→ **WORK REQUIRED**
Your task is to transcribe all the entries exactly, excluding pictures.

━━━━━ RECORDS FOR THIS TASK ━━━━━

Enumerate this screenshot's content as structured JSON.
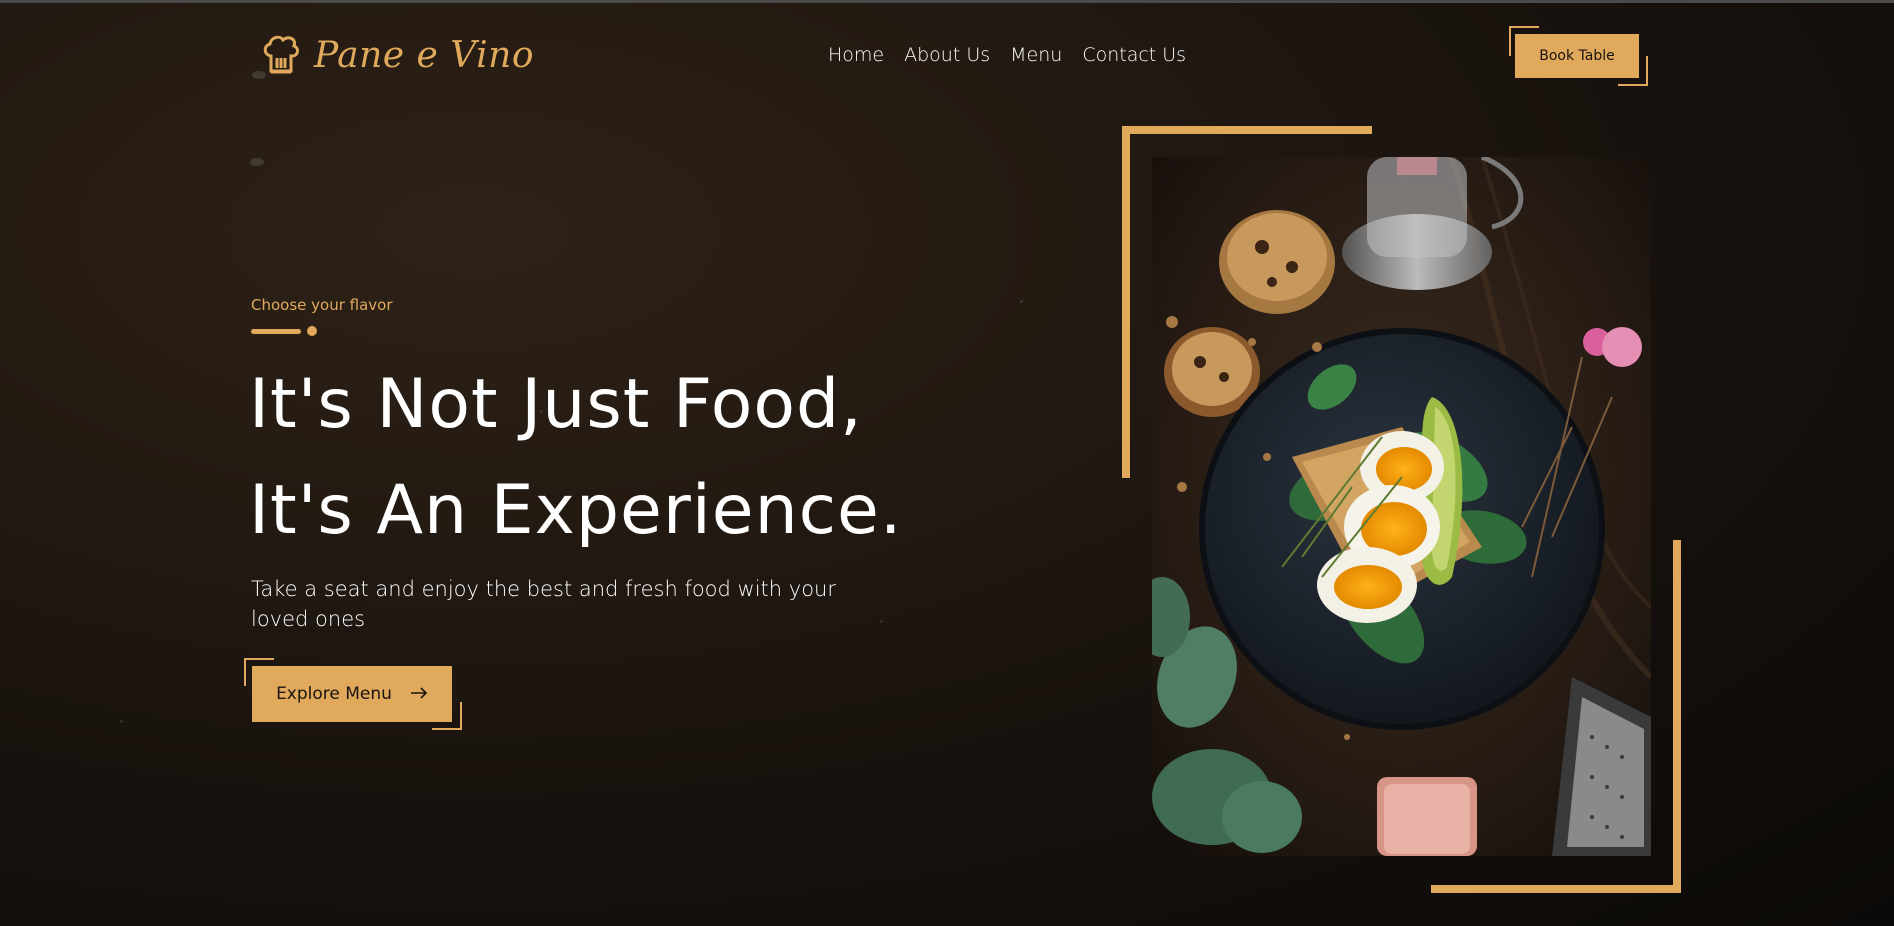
{
  "brand": {
    "name": "Pane e Vino",
    "icon": "chef-hat-icon"
  },
  "nav": {
    "items": [
      "Home",
      "About Us",
      "Menu",
      "Contact Us"
    ]
  },
  "header": {
    "cta_label": "Book Table"
  },
  "hero": {
    "eyebrow": "Choose your flavor",
    "headline_line1": "It's Not Just Food,",
    "headline_line2": "It's An Experience.",
    "tagline": "Take a seat and enjoy the best and fresh food with your loved ones",
    "cta_label": "Explore Menu",
    "cta_icon": "arrow-right-icon"
  },
  "image": {
    "subject": "food-plate-image"
  },
  "colors": {
    "accent": "#e0a95c",
    "background": "#1a1410",
    "text": "#ffffff"
  }
}
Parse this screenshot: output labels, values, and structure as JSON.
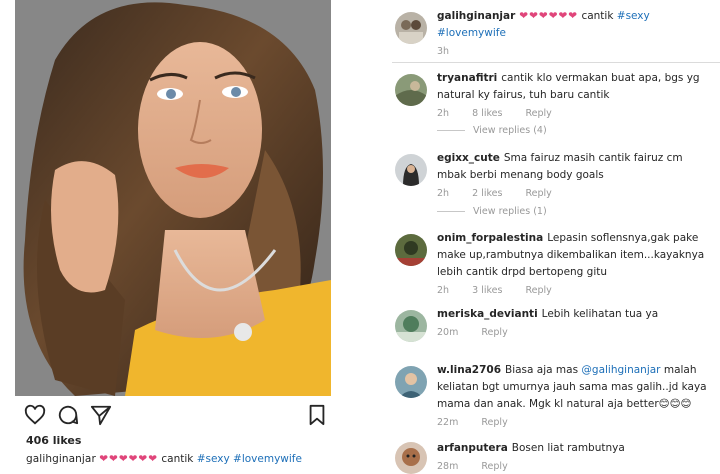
{
  "post": {
    "likes": "406 likes",
    "caption": {
      "username": "galihginanjar",
      "hearts": "❤❤❤❤❤❤",
      "text": "cantik",
      "tag1": "#sexy",
      "tag2": "#lovemywife"
    }
  },
  "header_comment": {
    "username": "galihginanjar",
    "hearts": "❤❤❤❤❤❤",
    "text": "cantik",
    "tag1": "#sexy",
    "tag2": "#lovemywife",
    "time": "3h"
  },
  "comments": [
    {
      "username": "tryanafitri",
      "text": "cantik klo vermakan buat apa, bgs yg natural ky fairus, tuh baru cantik",
      "time": "2h",
      "likes": "8 likes",
      "reply": "Reply",
      "view_replies": "View replies (4)"
    },
    {
      "username": "egixx_cute",
      "text": "Sma fairuz masih cantik fairuz cm mbak berbi menang body goals",
      "time": "2h",
      "likes": "2 likes",
      "reply": "Reply",
      "view_replies": "View replies (1)"
    },
    {
      "username": "onim_forpalestina",
      "text": "Lepasin soflensnya,gak pake make up,rambutnya dikembalikan item...kayaknya lebih cantik drpd bertopeng gitu",
      "time": "2h",
      "likes": "3 likes",
      "reply": "Reply"
    },
    {
      "username": "meriska_devianti",
      "text": "Lebih kelihatan tua ya",
      "time": "20m",
      "reply": "Reply"
    },
    {
      "username": "w.lina2706",
      "text_before": "Biasa aja mas",
      "mention": "@galihginanjar",
      "text_after": "malah keliatan bgt umurnya jauh sama mas galih..jd kaya mama dan anak. Mgk kl natural aja better😊😊😊",
      "time": "22m",
      "reply": "Reply"
    },
    {
      "username": "arfanputera",
      "text": "Bosen liat rambutnya",
      "time": "28m",
      "reply": "Reply"
    }
  ],
  "colors": {
    "accent": "#1d6fb8",
    "heart": "#e0457a",
    "muted": "#999999"
  },
  "icons": [
    "heart-icon",
    "comment-icon",
    "share-icon",
    "bookmark-icon"
  ]
}
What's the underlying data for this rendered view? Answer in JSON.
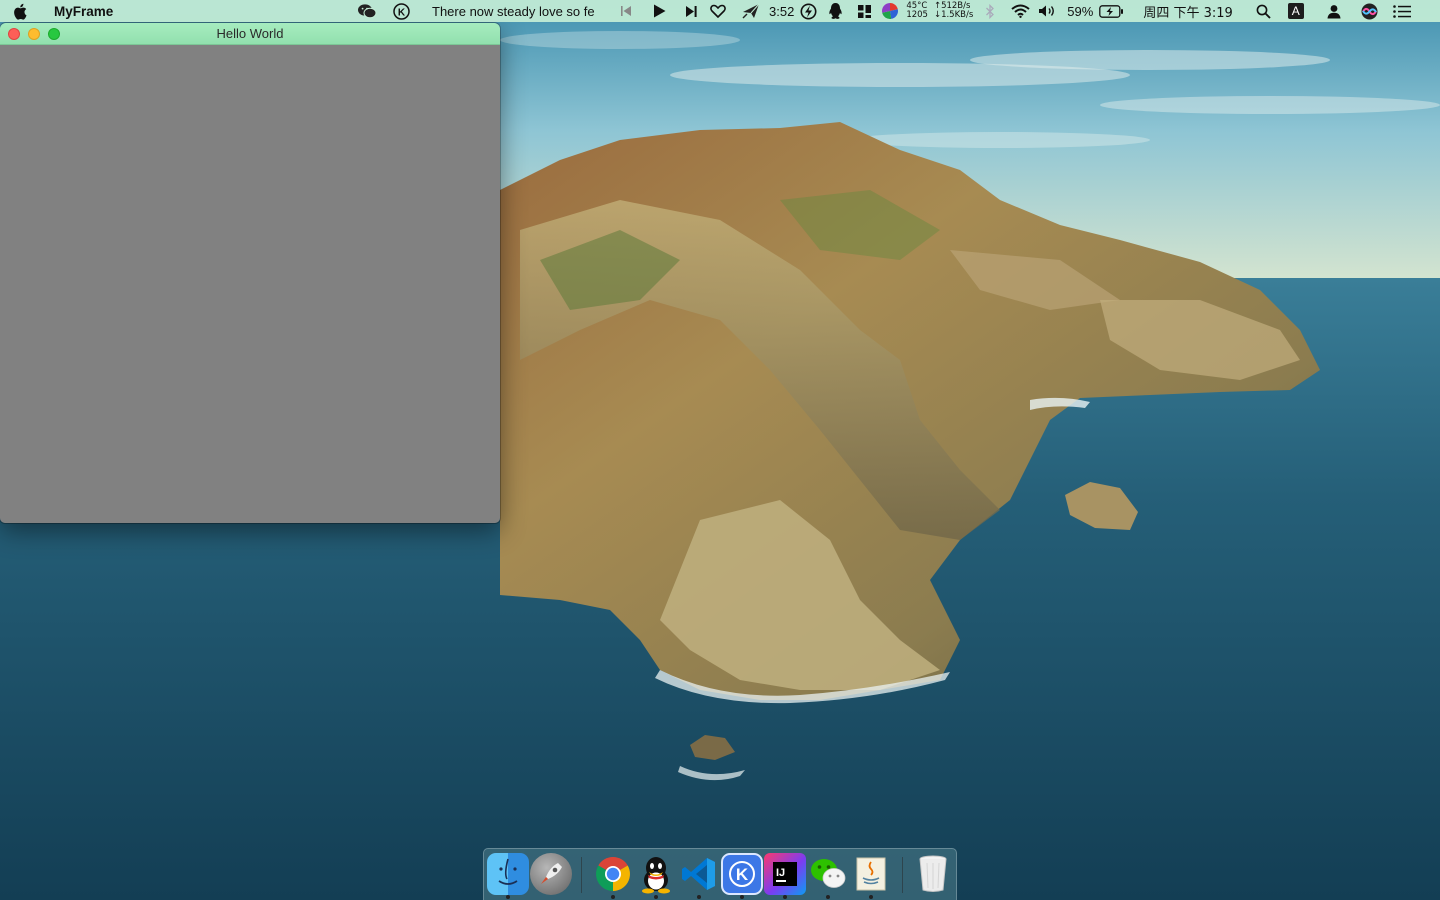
{
  "menubar": {
    "app_name": "MyFrame",
    "now_playing": "There now steady love so fe",
    "timer": "3:52",
    "temperature": "45°C",
    "fan_rpm": "1205",
    "net_up": "↑512B/s",
    "net_down": "↓1.5KB/s",
    "battery": "59%",
    "datetime": "周四 下午 3:19",
    "input_method": "A",
    "icons": [
      "apple-icon",
      "wechat-icon",
      "k-icon",
      "previous-track-icon",
      "play-icon",
      "next-track-icon",
      "heart-icon",
      "send-icon",
      "lightning-icon",
      "qq-icon",
      "grid-icon",
      "color-wheel-icon",
      "bluetooth-icon",
      "wifi-icon",
      "volume-icon",
      "battery-icon",
      "search-icon",
      "user-icon",
      "siri-icon",
      "control-center-icon"
    ]
  },
  "window": {
    "title": "Hello World",
    "content_color": "#818181",
    "titlebar_color": "#9fe8b8"
  },
  "dock": {
    "apps": [
      "Finder",
      "Launchpad",
      "Google Chrome",
      "QQ",
      "Visual Studio Code",
      "Keka",
      "IntelliJ IDEA",
      "WeChat",
      "Java",
      "Trash"
    ]
  },
  "colors": {
    "menubar": "#c4eed6",
    "ocean": "#1d4f63",
    "sky": "#8fc3d4",
    "land": "#a98a54"
  }
}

━━━━━

→ **WRITTEN RESPONSE**
Enumerate this screenshot's content as structured JSON.
{
  "brand": {
    "name": "Pane e Vino",
    "icon": "chef-hat-icon"
  },
  "nav": {
    "items": [
      "Home",
      "About Us",
      "Menu",
      "Contact Us"
    ]
  },
  "header": {
    "cta_label": "Book Table"
  },
  "hero": {
    "eyebrow": "Choose your flavor",
    "headline_line1": "It's Not Just Food,",
    "headline_line2": "It's An Experience.",
    "tagline": "Take a seat and enjoy the best and fresh food with your loved ones",
    "cta_label": "Explore Menu",
    "cta_icon": "arrow-right-icon"
  },
  "image": {
    "subject": "food-plate-image"
  },
  "colors": {
    "accent": "#e0a95c",
    "background": "#1a1410",
    "text": "#ffffff"
  }
}
Parse this screenshot: output labels, values, and structure as JSON.
{
  "post": {
    "likes": "406 likes",
    "caption": {
      "username": "galihginanjar",
      "hearts": "❤❤❤❤❤❤",
      "text": "cantik",
      "tag1": "#sexy",
      "tag2": "#lovemywife"
    }
  },
  "header_comment": {
    "username": "galihginanjar",
    "hearts": "❤❤❤❤❤❤",
    "text": "cantik",
    "tag1": "#sexy",
    "tag2": "#lovemywife",
    "time": "3h"
  },
  "comments": [
    {
      "username": "tryanafitri",
      "text": "cantik klo vermakan buat apa, bgs yg natural ky fairus, tuh baru cantik",
      "time": "2h",
      "likes": "8 likes",
      "reply": "Reply",
      "view_replies": "View replies (4)"
    },
    {
      "username": "egixx_cute",
      "text": "Sma fairuz masih cantik fairuz cm mbak berbi menang body goals",
      "time": "2h",
      "likes": "2 likes",
      "reply": "Reply",
      "view_replies": "View replies (1)"
    },
    {
      "username": "onim_forpalestina",
      "text": "Lepasin soflensnya,gak pake make up,rambutnya dikembalikan item...kayaknya lebih cantik drpd bertopeng gitu",
      "time": "2h",
      "likes": "3 likes",
      "reply": "Reply"
    },
    {
      "username": "meriska_devianti",
      "text": "Lebih kelihatan tua ya",
      "time": "20m",
      "reply": "Reply"
    },
    {
      "username": "w.lina2706",
      "text_before": "Biasa aja mas",
      "mention": "@galihginanjar",
      "text_after": "malah keliatan bgt umurnya jauh sama mas galih..jd kaya mama dan anak. Mgk kl natural aja better😊😊😊",
      "time": "22m",
      "reply": "Reply"
    },
    {
      "username": "arfanputera",
      "text": "Bosen liat rambutnya",
      "time": "28m",
      "reply": "Reply"
    }
  ],
  "colors": {
    "accent": "#1d6fb8",
    "heart": "#e0457a",
    "muted": "#999999"
  },
  "icons": [
    "heart-icon",
    "comment-icon",
    "share-icon",
    "bookmark-icon"
  ]
}
What's the underlying data for this rendered view? Answer in JSON.
{
  "menubar": {
    "app_name": "MyFrame",
    "now_playing": "There now steady love so fe",
    "timer": "3:52",
    "temperature": "45°C",
    "fan_rpm": "1205",
    "net_up": "↑512B/s",
    "net_down": "↓1.5KB/s",
    "battery": "59%",
    "datetime": "周四 下午 3:19",
    "input_method": "A",
    "icons": [
      "apple-icon",
      "wechat-icon",
      "k-icon",
      "previous-track-icon",
      "play-icon",
      "next-track-icon",
      "heart-icon",
      "send-icon",
      "lightning-icon",
      "qq-icon",
      "grid-icon",
      "color-wheel-icon",
      "bluetooth-icon",
      "wifi-icon",
      "volume-icon",
      "battery-icon",
      "search-icon",
      "user-icon",
      "siri-icon",
      "control-center-icon"
    ]
  },
  "window": {
    "title": "Hello World",
    "content_color": "#818181",
    "titlebar_color": "#9fe8b8"
  },
  "dock": {
    "apps": [
      "Finder",
      "Launchpad",
      "Google Chrome",
      "QQ",
      "Visual Studio Code",
      "Keka",
      "IntelliJ IDEA",
      "WeChat",
      "Java",
      "Trash"
    ]
  },
  "colors": {
    "menubar": "#c4eed6",
    "ocean": "#1d4f63",
    "sky": "#8fc3d4",
    "land": "#a98a54"
  }
}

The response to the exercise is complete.